Raw data
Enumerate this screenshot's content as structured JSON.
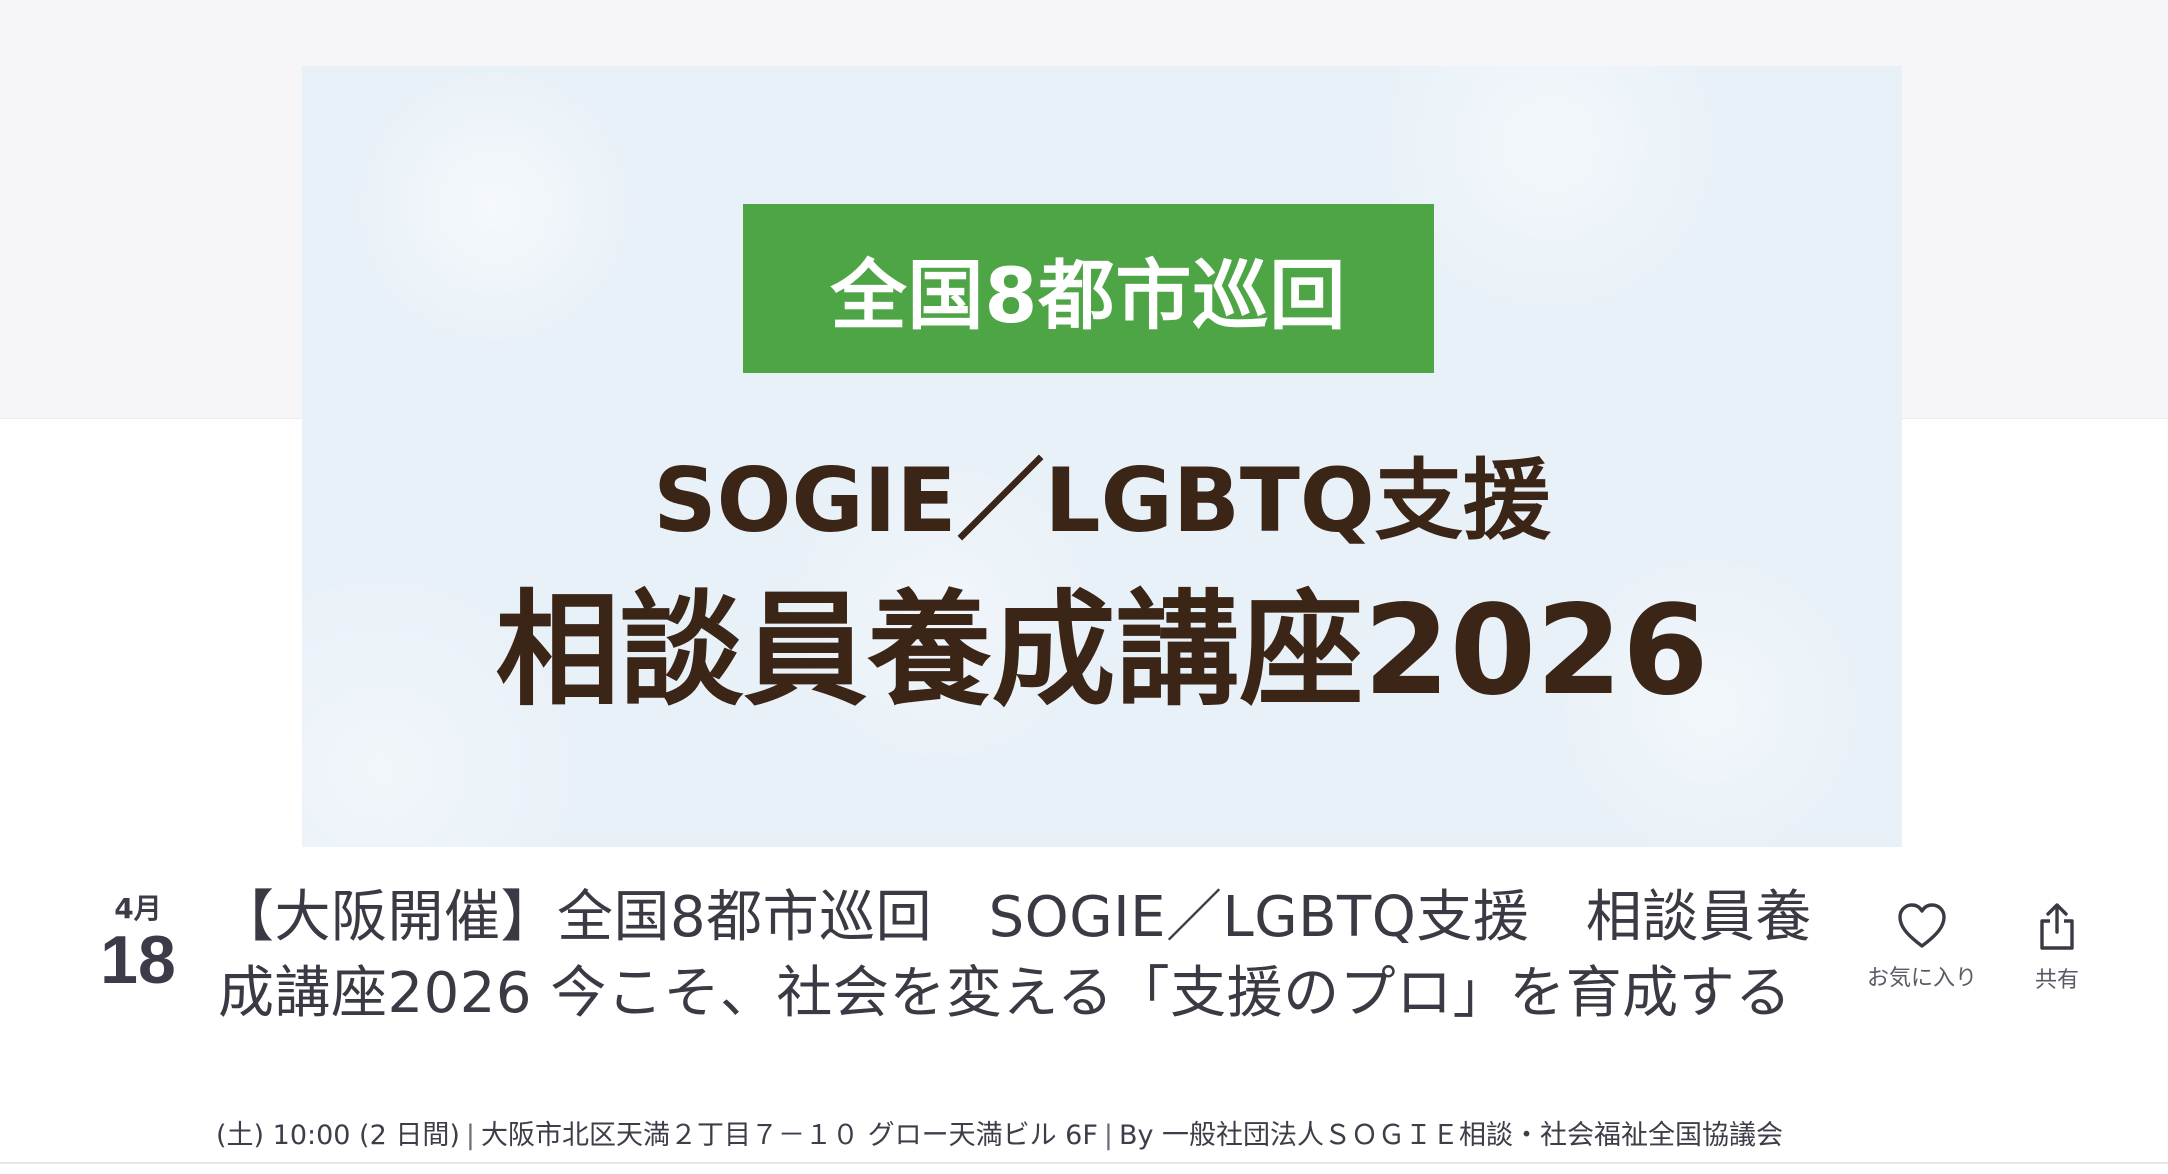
{
  "banner": {
    "tag": "全国8都市巡回",
    "subtitle": "SOGIE／LGBTQ支援",
    "main": "相談員養成講座2026"
  },
  "date": {
    "month": "4月",
    "day": "18"
  },
  "event": {
    "title": "【大阪開催】全国8都市巡回　SOGIE／LGBTQ支援　相談員養成講座2026 今こそ、社会を変える「支援のプロ」を育成する"
  },
  "actions": {
    "like_label": "お気に入り",
    "share_label": "共有"
  },
  "meta": {
    "when": "(土) 10:00 (2 日間)",
    "separator": "|",
    "location": "大阪市北区天満２丁目７－１０ グロー天満ビル 6F",
    "organizer": "By 一般社団法人ＳＯＧＩＥ相談・社会福祉全国協議会"
  },
  "colors": {
    "tag_bg": "#4ea545",
    "banner_text": "#3b2516",
    "banner_bg": "#e9f1f8"
  },
  "icons": {
    "like": "heart-outline-icon",
    "share": "share-upload-icon"
  }
}
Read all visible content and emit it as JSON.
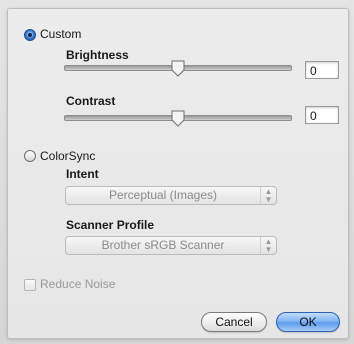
{
  "custom": {
    "label": "Custom",
    "selected": true
  },
  "brightness": {
    "label": "Brightness",
    "value": "0",
    "slider_fraction": 0.5
  },
  "contrast": {
    "label": "Contrast",
    "value": "0",
    "slider_fraction": 0.5
  },
  "colorsync": {
    "label": "ColorSync",
    "selected": false
  },
  "intent": {
    "label": "Intent",
    "selected_option": "Perceptual (Images)"
  },
  "scanner_profile": {
    "label": "Scanner Profile",
    "selected_option": "Brother sRGB Scanner"
  },
  "reduce_noise": {
    "label": "Reduce Noise",
    "checked": false
  },
  "buttons": {
    "cancel": "Cancel",
    "ok": "OK"
  },
  "colors": {
    "default_button": "#5b9bed",
    "radio_selected": "#2f6fcf"
  }
}
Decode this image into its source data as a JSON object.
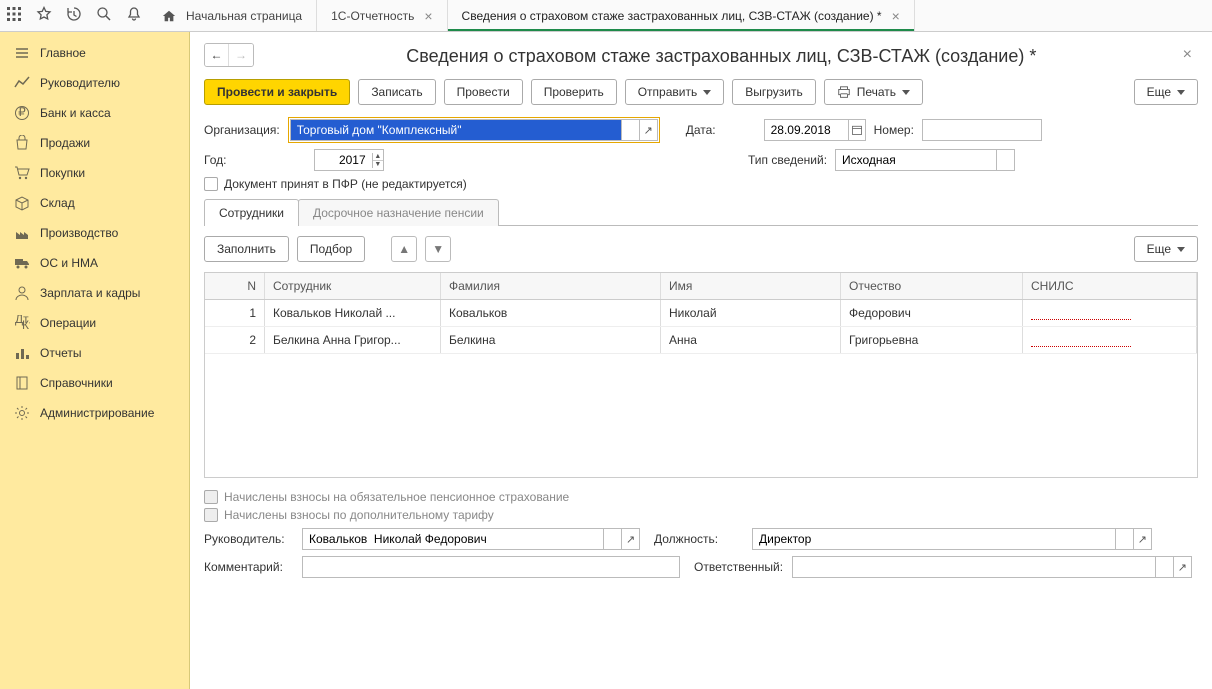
{
  "topbar": {
    "tabs": {
      "home": "Начальная страница",
      "reporting": "1С-Отчетность",
      "current": "Сведения о страховом стаже застрахованных лиц, СЗВ-СТАЖ (создание) *"
    }
  },
  "sidebar": {
    "items": [
      {
        "label": "Главное"
      },
      {
        "label": "Руководителю"
      },
      {
        "label": "Банк и касса"
      },
      {
        "label": "Продажи"
      },
      {
        "label": "Покупки"
      },
      {
        "label": "Склад"
      },
      {
        "label": "Производство"
      },
      {
        "label": "ОС и НМА"
      },
      {
        "label": "Зарплата и кадры"
      },
      {
        "label": "Операции"
      },
      {
        "label": "Отчеты"
      },
      {
        "label": "Справочники"
      },
      {
        "label": "Администрирование"
      }
    ]
  },
  "page": {
    "title": "Сведения о страховом стаже застрахованных лиц, СЗВ-СТАЖ (создание) *"
  },
  "toolbar": {
    "post_close": "Провести и закрыть",
    "write": "Записать",
    "post": "Провести",
    "check": "Проверить",
    "send": "Отправить",
    "upload": "Выгрузить",
    "print": "Печать",
    "more": "Еще"
  },
  "labels": {
    "org": "Организация:",
    "date": "Дата:",
    "number": "Номер:",
    "year": "Год:",
    "type": "Тип сведений:",
    "pfr_checkbox": "Документ принят в ПФР (не редактируется)",
    "fill": "Заполнить",
    "select": "Подбор",
    "sub_more": "Еще",
    "pension_contrib": "Начислены взносы на обязательное пенсионное страхование",
    "extra_tariff": "Начислены взносы по дополнительному тарифу",
    "head": "Руководитель:",
    "position": "Должность:",
    "comment": "Комментарий:",
    "responsible": "Ответственный:"
  },
  "values": {
    "org": "Торговый дом \"Комплексный\"",
    "date": "28.09.2018",
    "number": "",
    "year": "2017",
    "type": "Исходная",
    "head": "Ковальков  Николай Федорович",
    "position": "Директор",
    "comment": "",
    "responsible": ""
  },
  "subtabs": {
    "employees": "Сотрудники",
    "pension": "Досрочное назначение пенсии"
  },
  "table": {
    "cols": {
      "n": "N",
      "employee": "Сотрудник",
      "surname": "Фамилия",
      "name": "Имя",
      "patronymic": "Отчество",
      "snils": "СНИЛС"
    },
    "rows": [
      {
        "n": "1",
        "emp": "Ковальков  Николай ...",
        "fam": "Ковальков",
        "name": "Николай",
        "pat": "Федорович",
        "snils": ""
      },
      {
        "n": "2",
        "emp": "Белкина Анна  Григор...",
        "fam": "Белкина",
        "name": "Анна",
        "pat": "Григорьевна",
        "snils": ""
      }
    ]
  }
}
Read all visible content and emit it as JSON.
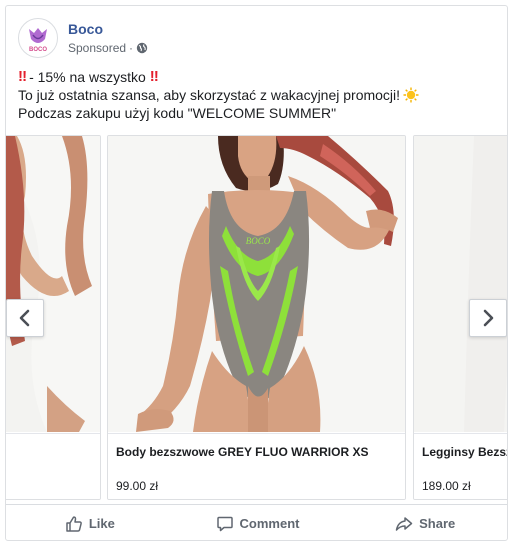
{
  "post": {
    "page_name": "Boco",
    "sponsored_label": "Sponsored",
    "separator": "·",
    "avatar_logo_text": "BOCO",
    "text_lines": [
      {
        "bang_before": "‼",
        "text": "- 15% na wszystko",
        "bang_after": "‼"
      },
      {
        "text": "To już ostatnia szansa, aby skorzystać z wakacyjnej promocji!",
        "emoji": "sun-emoji"
      },
      {
        "text": "Podczas zakupu użyj kodu \"WELCOME SUMMER\""
      }
    ]
  },
  "carousel": {
    "cards": [
      {
        "title": "",
        "price": ""
      },
      {
        "title": "Body bezszwowe GREY FLUO WARRIOR XS",
        "price": "99.00 zł",
        "image_logo_text": "BOCO"
      },
      {
        "title": "Legginsy Bezsz",
        "price": "189.00 zł"
      }
    ],
    "prev_icon": "chevron-left-icon",
    "next_icon": "chevron-right-icon"
  },
  "actions": {
    "like": "Like",
    "comment": "Comment",
    "share": "Share"
  },
  "colors": {
    "link_blue": "#385898",
    "muted": "#606770",
    "fluo_green": "#8ee03a",
    "body_grey": "#8a8680"
  }
}
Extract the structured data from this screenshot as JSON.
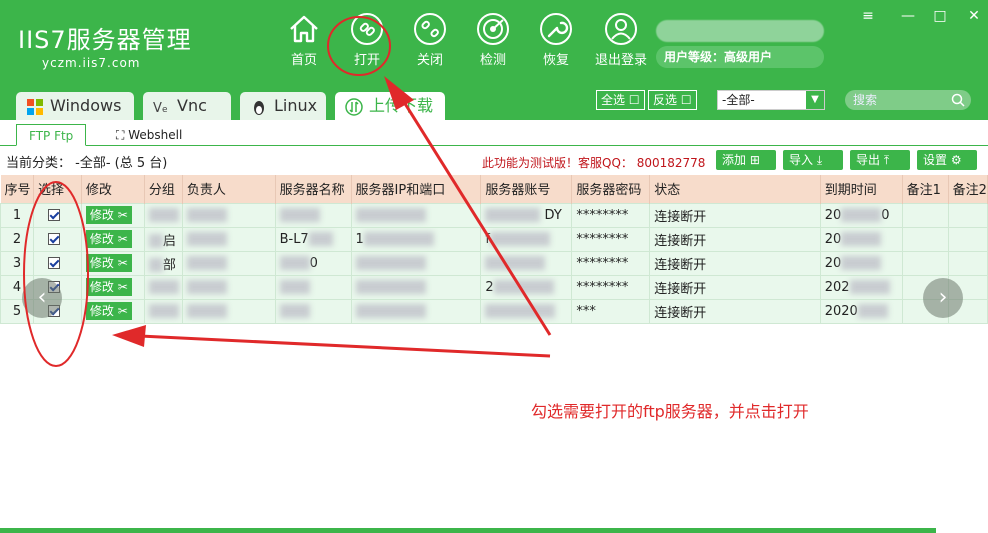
{
  "header": {
    "logo_title": "IIS7服务器管理",
    "logo_sub": "yczm.iis7.com",
    "nav": [
      {
        "label": "首页",
        "icon": "home-icon"
      },
      {
        "label": "打开",
        "icon": "link-icon"
      },
      {
        "label": "关闭",
        "icon": "unlink-icon"
      },
      {
        "label": "检测",
        "icon": "radar-icon"
      },
      {
        "label": "恢复",
        "icon": "wrench-icon"
      },
      {
        "label": "退出登录",
        "icon": "user-icon"
      }
    ],
    "user_level": "用户等级：高级用户",
    "window_controls": [
      "≡",
      "—",
      "□",
      "✕"
    ]
  },
  "tabs": [
    {
      "label": "Windows",
      "icon": "windows-icon"
    },
    {
      "label": "Vnc",
      "icon": "vnc-icon"
    },
    {
      "label": "Linux",
      "icon": "linux-icon"
    },
    {
      "label": "上传下载",
      "icon": "transfer-icon"
    }
  ],
  "toolbar": {
    "select_all": "全选",
    "invert_select": "反选",
    "category_value": "-全部-",
    "search_placeholder": "搜索"
  },
  "subtabs": [
    {
      "label": "FTP  Ftp"
    },
    {
      "label": "Webshell"
    }
  ],
  "info": {
    "current_category": "当前分类：  -全部- (总 5 台)",
    "notice": "此功能为测试版！客服QQ：  800182778",
    "add": "添加",
    "import": "导入",
    "export": "导出",
    "settings": "设置"
  },
  "table": {
    "headers": [
      "序号",
      "选择",
      "修改",
      "分组",
      "负责人",
      "服务器名称",
      "服务器IP和端口",
      "服务器账号",
      "服务器密码",
      "状态",
      "到期时间",
      "备注1",
      "备注2"
    ],
    "edit_label": "修改",
    "rows": [
      {
        "no": "1",
        "account_tail": "DY",
        "password": "********",
        "status": "连接断开",
        "expire_prefix": "20",
        "expire_tail": "0"
      },
      {
        "no": "2",
        "group_tail": "启",
        "name_prefix": "B-L7",
        "ip_prefix": "1",
        "account_prefix": "f",
        "password": "********",
        "status": "连接断开",
        "expire_prefix": "20"
      },
      {
        "no": "3",
        "group_tail": "部",
        "name_tail": "0",
        "password": "********",
        "status": "连接断开",
        "expire_prefix": "20"
      },
      {
        "no": "4",
        "account_prefix": "2",
        "password": "********",
        "status": "连接断开",
        "expire_prefix": "202"
      },
      {
        "no": "5",
        "password": "***",
        "status": "连接断开",
        "expire_prefix": "2020"
      }
    ]
  },
  "annotation": {
    "text": "勾选需要打开的ftp服务器，并点击打开",
    "color": "#e0292a"
  },
  "colors": {
    "brand": "#3cb54a",
    "header_row": "#f7dccb",
    "row_bg": "#e9f8ec"
  }
}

The task
In the listing above, how many lines hold the word "стаже"? Give the number and nothing more.

Solution for this exercise
2